### [Directions]
Report, word for word, every line of the material that contains "SHOES".

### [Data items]
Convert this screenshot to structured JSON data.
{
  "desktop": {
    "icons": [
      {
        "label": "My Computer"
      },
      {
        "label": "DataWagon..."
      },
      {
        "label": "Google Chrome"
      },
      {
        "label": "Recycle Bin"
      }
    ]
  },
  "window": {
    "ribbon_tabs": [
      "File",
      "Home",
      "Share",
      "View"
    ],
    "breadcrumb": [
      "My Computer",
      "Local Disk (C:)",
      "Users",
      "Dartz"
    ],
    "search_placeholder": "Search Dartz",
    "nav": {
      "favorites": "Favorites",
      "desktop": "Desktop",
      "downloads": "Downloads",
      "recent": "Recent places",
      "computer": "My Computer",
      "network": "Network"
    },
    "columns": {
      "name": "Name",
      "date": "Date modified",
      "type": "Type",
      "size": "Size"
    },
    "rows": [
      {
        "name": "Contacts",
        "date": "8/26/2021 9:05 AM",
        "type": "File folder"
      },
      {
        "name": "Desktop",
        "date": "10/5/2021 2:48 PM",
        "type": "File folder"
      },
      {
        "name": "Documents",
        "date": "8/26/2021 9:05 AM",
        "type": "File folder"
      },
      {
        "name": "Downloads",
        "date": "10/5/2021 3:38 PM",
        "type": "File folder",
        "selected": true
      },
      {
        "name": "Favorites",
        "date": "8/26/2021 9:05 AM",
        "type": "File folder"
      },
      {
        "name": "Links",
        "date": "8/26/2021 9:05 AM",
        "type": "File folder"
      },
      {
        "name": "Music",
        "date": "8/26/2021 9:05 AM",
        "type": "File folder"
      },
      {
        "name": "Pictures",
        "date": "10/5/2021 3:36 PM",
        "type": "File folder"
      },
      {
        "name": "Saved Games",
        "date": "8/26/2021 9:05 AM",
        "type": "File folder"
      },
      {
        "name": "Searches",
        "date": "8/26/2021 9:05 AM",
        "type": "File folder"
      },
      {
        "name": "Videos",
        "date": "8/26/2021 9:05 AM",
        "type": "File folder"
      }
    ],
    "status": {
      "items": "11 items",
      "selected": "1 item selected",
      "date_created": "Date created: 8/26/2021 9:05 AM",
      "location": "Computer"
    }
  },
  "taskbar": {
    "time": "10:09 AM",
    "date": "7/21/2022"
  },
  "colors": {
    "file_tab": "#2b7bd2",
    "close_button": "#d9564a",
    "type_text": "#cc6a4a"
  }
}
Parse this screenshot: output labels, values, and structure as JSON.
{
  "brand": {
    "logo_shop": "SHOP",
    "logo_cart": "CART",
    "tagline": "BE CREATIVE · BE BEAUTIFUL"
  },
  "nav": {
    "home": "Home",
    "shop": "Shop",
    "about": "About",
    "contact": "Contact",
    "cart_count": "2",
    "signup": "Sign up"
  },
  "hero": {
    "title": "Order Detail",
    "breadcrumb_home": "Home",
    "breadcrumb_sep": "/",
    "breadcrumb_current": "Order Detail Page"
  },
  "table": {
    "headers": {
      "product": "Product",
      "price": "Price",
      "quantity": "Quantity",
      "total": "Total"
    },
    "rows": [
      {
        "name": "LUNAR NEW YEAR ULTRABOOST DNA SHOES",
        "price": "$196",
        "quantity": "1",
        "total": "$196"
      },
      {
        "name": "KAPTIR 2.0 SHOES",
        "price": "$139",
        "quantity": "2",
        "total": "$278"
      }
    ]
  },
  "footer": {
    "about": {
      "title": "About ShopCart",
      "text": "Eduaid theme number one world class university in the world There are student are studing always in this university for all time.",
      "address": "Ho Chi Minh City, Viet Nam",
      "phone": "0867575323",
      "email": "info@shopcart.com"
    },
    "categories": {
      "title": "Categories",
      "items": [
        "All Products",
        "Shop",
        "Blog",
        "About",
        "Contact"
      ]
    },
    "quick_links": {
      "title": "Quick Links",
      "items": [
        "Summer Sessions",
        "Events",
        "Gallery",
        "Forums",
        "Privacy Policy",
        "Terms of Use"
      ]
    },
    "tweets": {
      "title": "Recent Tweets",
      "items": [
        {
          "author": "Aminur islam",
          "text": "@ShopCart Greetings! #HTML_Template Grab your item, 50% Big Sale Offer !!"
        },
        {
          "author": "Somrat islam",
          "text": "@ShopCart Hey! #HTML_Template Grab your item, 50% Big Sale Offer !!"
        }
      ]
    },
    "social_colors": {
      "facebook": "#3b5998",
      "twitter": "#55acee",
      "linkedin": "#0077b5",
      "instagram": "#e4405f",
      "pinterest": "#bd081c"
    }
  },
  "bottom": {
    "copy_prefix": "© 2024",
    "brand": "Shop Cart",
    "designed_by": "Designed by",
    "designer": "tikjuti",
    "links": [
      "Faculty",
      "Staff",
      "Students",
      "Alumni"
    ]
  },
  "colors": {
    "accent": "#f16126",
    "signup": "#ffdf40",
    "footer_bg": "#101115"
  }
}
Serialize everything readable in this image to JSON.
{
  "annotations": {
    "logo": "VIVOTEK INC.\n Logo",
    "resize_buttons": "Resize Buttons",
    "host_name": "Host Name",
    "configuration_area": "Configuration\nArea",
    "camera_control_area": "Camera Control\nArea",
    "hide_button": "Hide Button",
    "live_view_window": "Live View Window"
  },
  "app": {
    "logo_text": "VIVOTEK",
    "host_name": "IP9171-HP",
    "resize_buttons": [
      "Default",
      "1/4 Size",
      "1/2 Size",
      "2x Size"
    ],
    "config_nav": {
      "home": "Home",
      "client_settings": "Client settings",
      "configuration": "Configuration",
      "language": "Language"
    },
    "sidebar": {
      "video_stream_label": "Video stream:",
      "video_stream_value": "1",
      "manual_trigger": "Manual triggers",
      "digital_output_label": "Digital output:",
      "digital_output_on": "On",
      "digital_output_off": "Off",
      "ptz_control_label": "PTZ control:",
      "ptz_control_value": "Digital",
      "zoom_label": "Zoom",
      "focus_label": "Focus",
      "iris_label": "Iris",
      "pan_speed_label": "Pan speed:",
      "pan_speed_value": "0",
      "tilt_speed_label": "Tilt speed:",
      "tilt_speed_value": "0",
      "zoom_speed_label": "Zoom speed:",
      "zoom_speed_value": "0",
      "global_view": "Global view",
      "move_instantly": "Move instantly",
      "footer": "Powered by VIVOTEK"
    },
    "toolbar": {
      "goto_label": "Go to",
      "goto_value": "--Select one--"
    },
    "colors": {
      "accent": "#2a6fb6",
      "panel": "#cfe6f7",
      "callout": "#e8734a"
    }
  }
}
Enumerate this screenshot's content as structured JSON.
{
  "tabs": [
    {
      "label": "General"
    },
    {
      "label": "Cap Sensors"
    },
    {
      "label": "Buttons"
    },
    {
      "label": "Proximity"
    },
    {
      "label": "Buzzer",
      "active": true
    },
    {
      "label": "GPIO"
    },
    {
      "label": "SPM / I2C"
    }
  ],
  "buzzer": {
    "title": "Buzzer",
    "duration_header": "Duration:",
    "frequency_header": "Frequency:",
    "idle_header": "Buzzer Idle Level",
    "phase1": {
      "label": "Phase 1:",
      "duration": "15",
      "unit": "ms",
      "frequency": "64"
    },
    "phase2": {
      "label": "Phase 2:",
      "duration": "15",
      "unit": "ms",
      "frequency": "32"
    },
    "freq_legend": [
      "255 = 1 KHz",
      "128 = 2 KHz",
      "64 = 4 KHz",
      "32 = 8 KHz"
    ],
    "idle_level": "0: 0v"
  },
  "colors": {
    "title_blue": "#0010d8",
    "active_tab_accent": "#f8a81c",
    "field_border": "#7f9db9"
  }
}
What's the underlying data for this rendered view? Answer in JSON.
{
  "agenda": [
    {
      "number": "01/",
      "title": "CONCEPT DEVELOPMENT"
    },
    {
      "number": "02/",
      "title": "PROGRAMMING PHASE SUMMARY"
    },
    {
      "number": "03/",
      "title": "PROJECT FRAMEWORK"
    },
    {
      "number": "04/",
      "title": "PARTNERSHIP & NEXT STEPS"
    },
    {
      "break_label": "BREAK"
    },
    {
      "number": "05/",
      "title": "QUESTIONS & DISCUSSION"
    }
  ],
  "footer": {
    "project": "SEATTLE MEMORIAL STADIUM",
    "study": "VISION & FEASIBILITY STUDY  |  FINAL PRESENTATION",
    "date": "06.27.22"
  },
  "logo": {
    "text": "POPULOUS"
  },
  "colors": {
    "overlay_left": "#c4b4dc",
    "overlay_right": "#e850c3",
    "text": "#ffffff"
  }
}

### [Result for this task]
        "name": "LUNAR NEW YEAR ULTRABOOST DNA SHOES",
        "name": "KAPTIR 2.0 SHOES",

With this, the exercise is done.